- _THE DATA_

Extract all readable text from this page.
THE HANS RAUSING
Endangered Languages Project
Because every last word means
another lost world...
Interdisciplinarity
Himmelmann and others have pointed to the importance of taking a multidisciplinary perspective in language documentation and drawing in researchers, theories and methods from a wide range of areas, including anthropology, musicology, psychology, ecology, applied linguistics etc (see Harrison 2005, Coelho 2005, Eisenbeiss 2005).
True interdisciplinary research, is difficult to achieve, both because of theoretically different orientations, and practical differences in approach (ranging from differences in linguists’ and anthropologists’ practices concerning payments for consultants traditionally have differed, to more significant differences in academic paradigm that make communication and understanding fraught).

- _WHAT IS BEING ASKED_
Transcribe the material above in its entirety. Match it exactly.

- _WRITTEN SOLUTION_
Extract all readable text from this page.
THE HANS RAUSING
Endangered Languages Project
Because every last word means
another lost world...
Interdisciplinarity
Himmelmann and others have pointed to the importance of taking a multidisciplinary perspective in language documentation and drawing in researchers, theories and methods from a wide range of areas, including anthropology, musicology, psychology, ecology, applied linguistics etc (see Harrison 2005, Coelho 2005, Eisenbeiss 2005).
True interdisciplinary research, is difficult to achieve, both because of theoretically different orientations, and practical differences in approach (ranging from differences in linguists’ and anthropologists’ practices concerning payments for consultants traditionally have differed, to more significant differences in academic paradigm that make communication and understanding fraught).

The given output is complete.